[Task to complete] Extract each line of the material that follows exactly and omit its pictures.

— Start Data for this exercise —

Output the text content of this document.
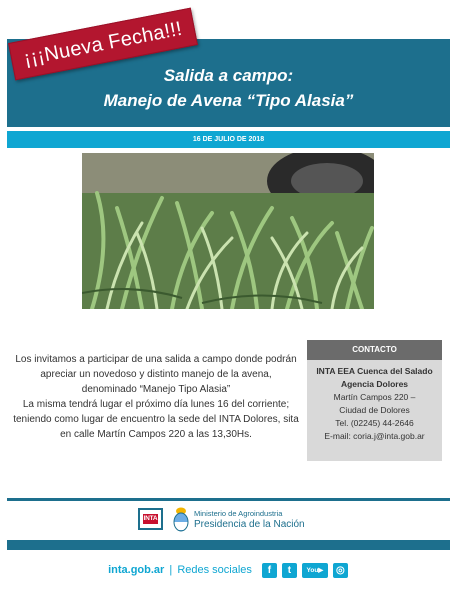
Salida a campo:
Manejo de Avena “Tipo Alasia”
¡¡¡Nueva Fecha!!!
16 DE JULIO DE 2018

Los invitamos a participar de una salida a campo donde podrán apreciar un novedoso y distinto manejo de la avena, denominado “Manejo Tipo Alasia”

La misma tendrá lugar el próximo día lunes 16 del corriente; teniendo como lugar de encuentro la sede del INTA Dolores, sita en calle Martín Campos 220 a las 13,30Hs.

CONTACTO
INTA EEA Cuenca del Salado
Agencia Dolores
Martín Campos 220 –
Ciudad de Dolores
Tel. (02245) 44-2646
E-mail: coria.j@inta.gob.ar
INTA
Ministerio de Agroindustria
Presidencia de la Nación
inta.gob.ar | Redes sociales	f	t	You▶	◎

— End Data for this exercise —

[Answer to this problem]
Output the text content of this document.
Salida a campo:
Manejo de Avena “Tipo Alasia”
¡¡¡Nueva Fecha!!!
16 DE JULIO DE 2018

Los invitamos a participar de una salida a campo donde podrán apreciar un novedoso y distinto manejo de la avena, denominado “Manejo Tipo Alasia”

La misma tendrá lugar el próximo día lunes 16 del corriente; teniendo como lugar de encuentro la sede del INTA Dolores, sita en calle Martín Campos 220 a las 13,30Hs.

CONTACTO
INTA EEA Cuenca del Salado
Agencia Dolores
Martín Campos 220 –
Ciudad de Dolores
Tel. (02245) 44-2646
E-mail: coria.j@inta.gob.ar
INTA
Ministerio de Agroindustria
Presidencia de la Nación
inta.gob.ar | Redes sociales	f	t	You▶	◎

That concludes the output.